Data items
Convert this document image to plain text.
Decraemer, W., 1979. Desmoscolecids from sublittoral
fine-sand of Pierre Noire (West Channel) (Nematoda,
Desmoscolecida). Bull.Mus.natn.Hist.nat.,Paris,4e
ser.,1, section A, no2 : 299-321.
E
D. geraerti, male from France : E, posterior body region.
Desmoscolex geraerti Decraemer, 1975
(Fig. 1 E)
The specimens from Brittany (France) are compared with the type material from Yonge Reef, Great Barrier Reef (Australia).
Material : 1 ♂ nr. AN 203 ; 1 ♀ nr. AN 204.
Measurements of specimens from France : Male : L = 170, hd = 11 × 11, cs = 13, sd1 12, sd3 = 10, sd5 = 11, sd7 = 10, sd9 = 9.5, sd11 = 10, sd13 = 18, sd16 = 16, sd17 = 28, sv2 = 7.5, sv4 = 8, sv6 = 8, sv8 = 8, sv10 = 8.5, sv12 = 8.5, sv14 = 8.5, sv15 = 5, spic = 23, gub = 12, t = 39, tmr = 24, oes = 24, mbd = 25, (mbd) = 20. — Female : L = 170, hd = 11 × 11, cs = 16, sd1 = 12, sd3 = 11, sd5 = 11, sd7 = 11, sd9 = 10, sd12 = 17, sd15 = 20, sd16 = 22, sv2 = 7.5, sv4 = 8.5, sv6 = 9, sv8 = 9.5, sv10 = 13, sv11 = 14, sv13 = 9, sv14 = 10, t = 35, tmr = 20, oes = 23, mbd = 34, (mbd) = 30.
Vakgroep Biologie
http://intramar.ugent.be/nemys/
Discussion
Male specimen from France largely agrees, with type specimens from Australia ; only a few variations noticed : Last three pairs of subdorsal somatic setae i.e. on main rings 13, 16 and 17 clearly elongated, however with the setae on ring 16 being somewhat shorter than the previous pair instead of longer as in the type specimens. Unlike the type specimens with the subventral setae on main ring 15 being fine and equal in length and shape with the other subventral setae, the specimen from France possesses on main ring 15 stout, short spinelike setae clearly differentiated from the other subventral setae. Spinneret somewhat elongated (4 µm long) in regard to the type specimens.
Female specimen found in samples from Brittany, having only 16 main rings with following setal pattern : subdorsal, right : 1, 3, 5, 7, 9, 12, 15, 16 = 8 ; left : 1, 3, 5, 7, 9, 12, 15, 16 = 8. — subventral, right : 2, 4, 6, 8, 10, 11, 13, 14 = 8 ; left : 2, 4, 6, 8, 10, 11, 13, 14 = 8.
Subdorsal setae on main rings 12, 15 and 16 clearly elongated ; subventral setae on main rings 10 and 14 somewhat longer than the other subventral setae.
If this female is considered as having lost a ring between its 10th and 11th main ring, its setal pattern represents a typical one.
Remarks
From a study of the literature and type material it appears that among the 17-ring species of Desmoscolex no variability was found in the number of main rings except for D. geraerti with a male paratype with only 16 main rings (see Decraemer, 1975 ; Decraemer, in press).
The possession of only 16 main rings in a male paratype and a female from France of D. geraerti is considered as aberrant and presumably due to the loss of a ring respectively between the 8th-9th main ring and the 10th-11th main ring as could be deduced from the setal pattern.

STATED TASK
Pick out the lines containing the word "having" and show them.

EXERCISE ANSWER
Female specimen found in samples from Brittany, having only 16 main rings with following setal pattern : subdorsal, right : 1, 3, 5, 7, 9, 12, 15, 16 = 8 ; left : 1, 3, 5, 7, 9, 12, 15, 16 = 8. — subventral, right : 2, 4, 6, 8, 10, 11, 13, 14 = 8 ; left : 2, 4, 6, 8, 10, 11, 13, 14 = 8.
If this female is considered as having lost a ring between its 10th and 11th main ring, its setal pattern represents a typical one.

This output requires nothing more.